# AIM OF THE TASK
For the data below, work out how many lines include the string "reselbob" and report only the number.

· · · · ·

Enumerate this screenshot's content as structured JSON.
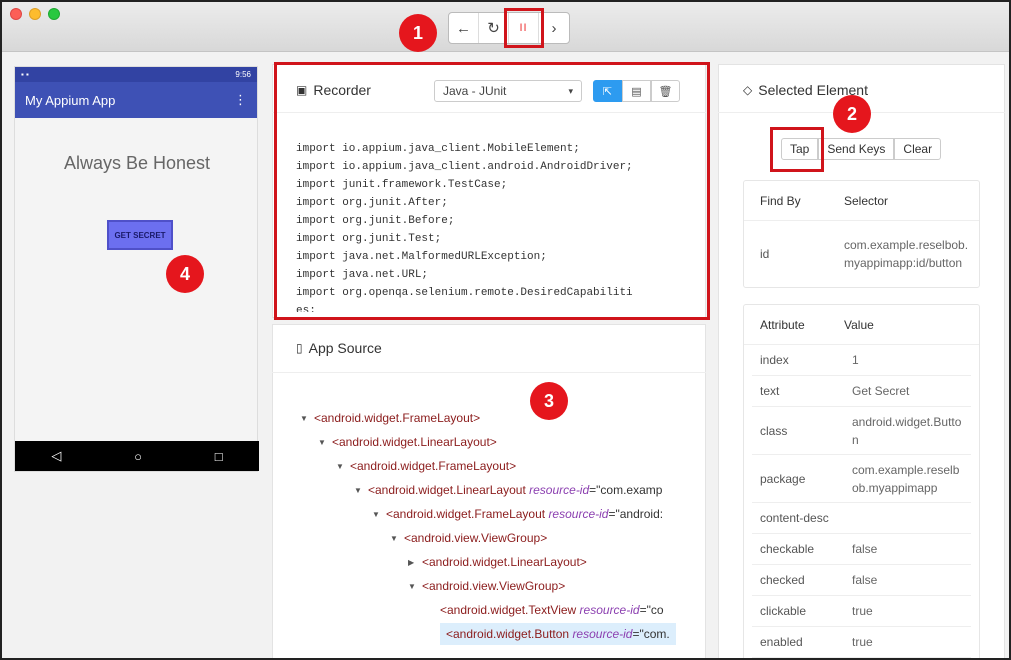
{
  "window": {
    "toolbar": {
      "back_icon": "arrow-left-icon",
      "refresh_icon": "refresh-icon",
      "pause_label": "II",
      "forward_icon": "chevron-right-icon"
    }
  },
  "badges": [
    "1",
    "2",
    "3",
    "4"
  ],
  "device": {
    "status_time": "9:56",
    "app_title": "My Appium App",
    "heading": "Always Be Honest",
    "button_label": "GET SECRET"
  },
  "recorder": {
    "title": "Recorder",
    "language_selected": "Java - JUnit",
    "code_lines": [
      "import io.appium.java_client.MobileElement;",
      "import io.appium.java_client.android.AndroidDriver;",
      "import junit.framework.TestCase;",
      "import org.junit.After;",
      "import org.junit.Before;",
      "import org.junit.Test;",
      "import java.net.MalformedURLException;",
      "import java.net.URL;",
      "import org.openqa.selenium.remote.DesiredCapabiliti",
      "es;"
    ]
  },
  "app_source": {
    "title": "App Source",
    "nodes": [
      {
        "indent": 0,
        "caret": "▼",
        "tag": "<android.widget.FrameLayout>",
        "attr": "",
        "val": ""
      },
      {
        "indent": 1,
        "caret": "▼",
        "tag": "<android.widget.LinearLayout>",
        "attr": "",
        "val": ""
      },
      {
        "indent": 2,
        "caret": "▼",
        "tag": "<android.widget.FrameLayout>",
        "attr": "",
        "val": ""
      },
      {
        "indent": 3,
        "caret": "▼",
        "tag": "<android.widget.LinearLayout",
        "attr": "resource-id",
        "val": "=\"com.examp"
      },
      {
        "indent": 4,
        "caret": "▼",
        "tag": "<android.widget.FrameLayout",
        "attr": "resource-id",
        "val": "=\"android:"
      },
      {
        "indent": 5,
        "caret": "▼",
        "tag": "<android.view.ViewGroup>",
        "attr": "",
        "val": ""
      },
      {
        "indent": 6,
        "caret": "▶",
        "tag": "<android.widget.LinearLayout>",
        "attr": "",
        "val": ""
      },
      {
        "indent": 6,
        "caret": "▼",
        "tag": "<android.view.ViewGroup>",
        "attr": "",
        "val": ""
      },
      {
        "indent": 7,
        "caret": "",
        "tag": "<android.widget.TextView",
        "attr": "resource-id",
        "val": "=\"co"
      },
      {
        "indent": 7,
        "caret": "",
        "tag": "<android.widget.Button",
        "attr": "resource-id",
        "val": "=\"com.",
        "selected": true
      }
    ]
  },
  "selected_element": {
    "title": "Selected Element",
    "actions": [
      "Tap",
      "Send Keys",
      "Clear"
    ],
    "find_by_header": [
      "Find By",
      "Selector"
    ],
    "find_by_rows": [
      {
        "key": "id",
        "value": "com.example.reselbob.myappimapp:id/button"
      }
    ],
    "attr_header": [
      "Attribute",
      "Value"
    ],
    "attributes": [
      {
        "key": "index",
        "value": "1"
      },
      {
        "key": "text",
        "value": "Get Secret"
      },
      {
        "key": "class",
        "value": "android.widget.Button"
      },
      {
        "key": "package",
        "value": "com.example.reselbob.myappimapp"
      },
      {
        "key": "content-desc",
        "value": ""
      },
      {
        "key": "checkable",
        "value": "false"
      },
      {
        "key": "checked",
        "value": "false"
      },
      {
        "key": "clickable",
        "value": "true"
      },
      {
        "key": "enabled",
        "value": "true"
      }
    ]
  }
}
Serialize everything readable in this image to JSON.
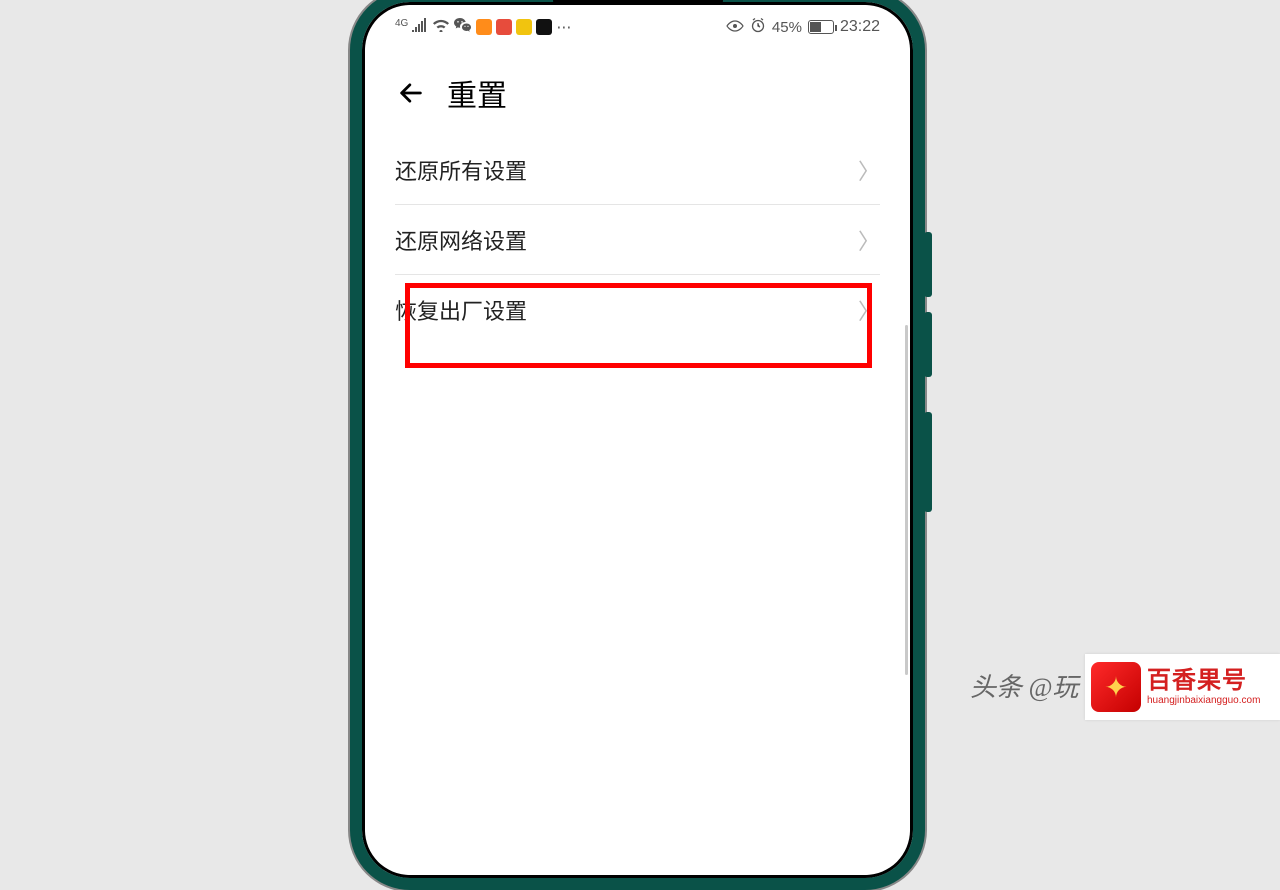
{
  "status": {
    "network_label": "4G",
    "battery_text": "45%",
    "time": "23:22"
  },
  "header": {
    "title": "重置"
  },
  "settings": {
    "items": [
      {
        "label": "还原所有设置",
        "highlighted": false
      },
      {
        "label": "还原网络设置",
        "highlighted": false
      },
      {
        "label": "恢复出厂设置",
        "highlighted": true
      }
    ]
  },
  "watermark": {
    "author_prefix": "头条 @玩",
    "site_title": "百香果号",
    "site_sub": "huangjinbaixiangguo.com"
  }
}
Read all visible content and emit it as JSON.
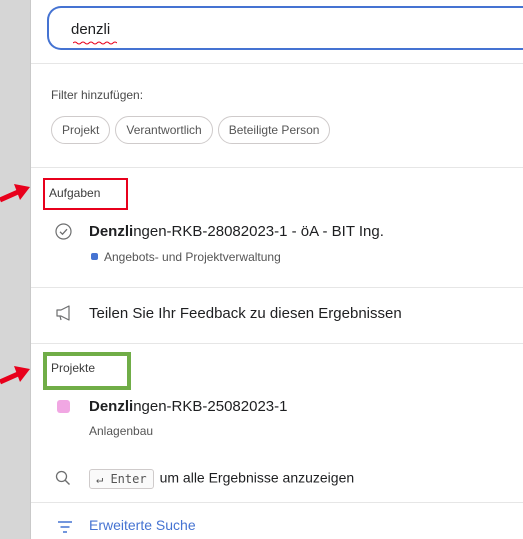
{
  "search": {
    "value": "denzli"
  },
  "filters": {
    "title": "Filter hinzufügen:",
    "chips": [
      "Projekt",
      "Verantwortlich",
      "Beteiligte Person"
    ]
  },
  "tasks": {
    "label": "Aufgaben",
    "item": {
      "match": "Denzli",
      "rest": "ngen-RKB-28082023-1 - öA - BIT Ing.",
      "project": "Angebots- und Projektverwaltung",
      "project_color": "#4573d2"
    }
  },
  "feedback": {
    "label": "Teilen Sie Ihr Feedback zu diesen Ergebnissen"
  },
  "projects": {
    "label": "Projekte",
    "item": {
      "match": "Denzli",
      "rest": "ngen-RKB-25082023-1",
      "team": "Anlagenbau",
      "color": "#f1a7e3"
    }
  },
  "show_all": {
    "key": "↵ Enter",
    "text": "um alle Ergebnisse anzuzeigen"
  },
  "advanced": {
    "label": "Erweiterte Suche"
  },
  "annotations": {
    "red": "#e8001c",
    "green": "#70ad47"
  }
}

· · · · ·

# THE OUTPUT
2